■ **Work instructions**: Copy out every one of the following records word for word, with no changes to any line.

.....

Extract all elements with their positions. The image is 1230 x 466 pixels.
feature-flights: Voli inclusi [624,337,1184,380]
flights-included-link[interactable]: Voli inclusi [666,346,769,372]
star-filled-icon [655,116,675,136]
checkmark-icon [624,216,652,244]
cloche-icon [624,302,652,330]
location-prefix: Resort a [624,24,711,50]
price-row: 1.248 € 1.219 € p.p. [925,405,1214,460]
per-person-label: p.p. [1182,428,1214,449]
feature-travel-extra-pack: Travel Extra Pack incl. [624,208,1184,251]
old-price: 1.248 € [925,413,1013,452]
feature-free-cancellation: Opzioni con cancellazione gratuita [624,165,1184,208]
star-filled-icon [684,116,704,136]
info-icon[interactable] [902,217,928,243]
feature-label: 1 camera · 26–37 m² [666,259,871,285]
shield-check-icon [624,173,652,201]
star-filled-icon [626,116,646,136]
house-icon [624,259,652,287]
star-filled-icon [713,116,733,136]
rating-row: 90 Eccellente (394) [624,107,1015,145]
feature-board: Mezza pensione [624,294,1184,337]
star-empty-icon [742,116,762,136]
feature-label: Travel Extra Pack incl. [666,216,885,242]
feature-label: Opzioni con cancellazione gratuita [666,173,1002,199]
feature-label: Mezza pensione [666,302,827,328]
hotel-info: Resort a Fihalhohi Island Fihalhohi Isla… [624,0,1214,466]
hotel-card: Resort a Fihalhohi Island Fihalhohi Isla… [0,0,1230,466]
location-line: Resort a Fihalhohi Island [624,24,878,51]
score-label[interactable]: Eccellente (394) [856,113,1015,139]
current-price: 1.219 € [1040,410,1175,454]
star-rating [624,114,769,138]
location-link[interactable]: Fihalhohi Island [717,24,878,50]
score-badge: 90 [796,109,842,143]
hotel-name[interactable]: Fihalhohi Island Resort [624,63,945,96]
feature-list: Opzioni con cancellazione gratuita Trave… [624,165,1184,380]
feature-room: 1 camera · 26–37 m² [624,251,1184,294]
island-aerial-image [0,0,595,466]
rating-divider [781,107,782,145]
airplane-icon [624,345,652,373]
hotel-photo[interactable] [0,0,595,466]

.....

■ **Exercise answer**:
Extract all elements with their positions. The image is 1230 x 466 pixels.
feature-flights: Voli inclusi [624,337,1184,380]
flights-included-link[interactable]: Voli inclusi [666,346,769,372]
star-filled-icon [655,116,675,136]
checkmark-icon [624,216,652,244]
cloche-icon [624,302,652,330]
location-prefix: Resort a [624,24,711,50]
price-row: 1.248 € 1.219 € p.p. [925,405,1214,460]
per-person-label: p.p. [1182,428,1214,449]
feature-travel-extra-pack: Travel Extra Pack incl. [624,208,1184,251]
old-price: 1.248 € [925,413,1013,452]
feature-free-cancellation: Opzioni con cancellazione gratuita [624,165,1184,208]
star-filled-icon [684,116,704,136]
info-icon[interactable] [902,217,928,243]
feature-label: 1 camera · 26–37 m² [666,259,871,285]
shield-check-icon [624,173,652,201]
star-filled-icon [626,116,646,136]
house-icon [624,259,652,287]
star-filled-icon [713,116,733,136]
rating-row: 90 Eccellente (394) [624,107,1015,145]
feature-board: Mezza pensione [624,294,1184,337]
star-empty-icon [742,116,762,136]
feature-label: Travel Extra Pack incl. [666,216,885,242]
feature-label: Opzioni con cancellazione gratuita [666,173,1002,199]
feature-label: Mezza pensione [666,302,827,328]
hotel-info: Resort a Fihalhohi Island Fihalhohi Isla… [624,0,1214,466]
hotel-card: Resort a Fihalhohi Island Fihalhohi Isla… [0,0,1230,466]
location-line: Resort a Fihalhohi Island [624,24,878,51]
score-label[interactable]: Eccellente (394) [856,113,1015,139]
current-price: 1.219 € [1040,410,1175,454]
star-rating [624,114,769,138]
location-link[interactable]: Fihalhohi Island [717,24,878,50]
score-badge: 90 [796,109,842,143]
hotel-name[interactable]: Fihalhohi Island Resort [624,63,945,96]
feature-list: Opzioni con cancellazione gratuita Trave… [624,165,1184,380]
feature-room: 1 camera · 26–37 m² [624,251,1184,294]
island-aerial-image [0,0,595,466]
rating-divider [781,107,782,145]
airplane-icon [624,345,652,373]
hotel-photo[interactable] [0,0,595,466]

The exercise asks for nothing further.